__Short task__:
Give the records back in full, exactly as they read.

┌─ Data listing

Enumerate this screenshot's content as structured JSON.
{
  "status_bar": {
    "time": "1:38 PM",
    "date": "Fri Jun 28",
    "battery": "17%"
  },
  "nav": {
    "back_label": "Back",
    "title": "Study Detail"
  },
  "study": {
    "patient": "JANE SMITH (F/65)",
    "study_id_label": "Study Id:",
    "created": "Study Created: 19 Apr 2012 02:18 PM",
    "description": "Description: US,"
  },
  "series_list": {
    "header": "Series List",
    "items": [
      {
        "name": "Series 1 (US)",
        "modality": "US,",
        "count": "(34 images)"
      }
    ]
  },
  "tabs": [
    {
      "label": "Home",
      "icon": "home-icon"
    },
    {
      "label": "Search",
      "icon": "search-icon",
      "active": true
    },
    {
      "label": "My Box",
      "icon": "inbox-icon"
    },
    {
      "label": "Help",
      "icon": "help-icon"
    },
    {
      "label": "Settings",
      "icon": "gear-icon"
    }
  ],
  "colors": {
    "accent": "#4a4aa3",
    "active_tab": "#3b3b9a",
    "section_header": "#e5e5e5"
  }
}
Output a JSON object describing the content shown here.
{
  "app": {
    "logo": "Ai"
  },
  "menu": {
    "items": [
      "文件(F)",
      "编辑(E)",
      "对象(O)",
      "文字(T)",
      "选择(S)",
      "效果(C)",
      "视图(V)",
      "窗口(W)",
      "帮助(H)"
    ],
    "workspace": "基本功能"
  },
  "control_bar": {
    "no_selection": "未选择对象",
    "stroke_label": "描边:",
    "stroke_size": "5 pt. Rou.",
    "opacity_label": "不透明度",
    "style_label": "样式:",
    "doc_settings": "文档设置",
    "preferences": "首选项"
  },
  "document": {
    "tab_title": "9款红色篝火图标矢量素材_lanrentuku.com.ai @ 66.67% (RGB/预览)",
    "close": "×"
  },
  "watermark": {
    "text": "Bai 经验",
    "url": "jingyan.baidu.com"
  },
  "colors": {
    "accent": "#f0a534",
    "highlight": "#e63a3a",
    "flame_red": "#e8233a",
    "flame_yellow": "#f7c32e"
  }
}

└─

__Answer for this exercise__:
Enumerate this screenshot's content as structured JSON.
{
  "status_bar": {
    "time": "1:38 PM",
    "date": "Fri Jun 28",
    "battery": "17%"
  },
  "nav": {
    "back_label": "Back",
    "title": "Study Detail"
  },
  "study": {
    "patient": "JANE SMITH (F/65)",
    "study_id_label": "Study Id:",
    "created": "Study Created: 19 Apr 2012 02:18 PM",
    "description": "Description: US,"
  },
  "series_list": {
    "header": "Series List",
    "items": [
      {
        "name": "Series 1 (US)",
        "modality": "US,",
        "count": "(34 images)"
      }
    ]
  },
  "tabs": [
    {
      "label": "Home",
      "icon": "home-icon"
    },
    {
      "label": "Search",
      "icon": "search-icon",
      "active": true
    },
    {
      "label": "My Box",
      "icon": "inbox-icon"
    },
    {
      "label": "Help",
      "icon": "help-icon"
    },
    {
      "label": "Settings",
      "icon": "gear-icon"
    }
  ],
  "colors": {
    "accent": "#4a4aa3",
    "active_tab": "#3b3b9a",
    "section_header": "#e5e5e5"
  }
}
Output a JSON object describing the content shown here.
{
  "app": {
    "logo": "Ai"
  },
  "menu": {
    "items": [
      "文件(F)",
      "编辑(E)",
      "对象(O)",
      "文字(T)",
      "选择(S)",
      "效果(C)",
      "视图(V)",
      "窗口(W)",
      "帮助(H)"
    ],
    "workspace": "基本功能"
  },
  "control_bar": {
    "no_selection": "未选择对象",
    "stroke_label": "描边:",
    "stroke_size": "5 pt. Rou.",
    "opacity_label": "不透明度",
    "style_label": "样式:",
    "doc_settings": "文档设置",
    "preferences": "首选项"
  },
  "document": {
    "tab_title": "9款红色篝火图标矢量素材_lanrentuku.com.ai @ 66.67% (RGB/预览)",
    "close": "×"
  },
  "watermark": {
    "text": "Bai 经验",
    "url": "jingyan.baidu.com"
  },
  "colors": {
    "accent": "#f0a534",
    "highlight": "#e63a3a",
    "flame_red": "#e8233a",
    "flame_yellow": "#f7c32e"
  }
}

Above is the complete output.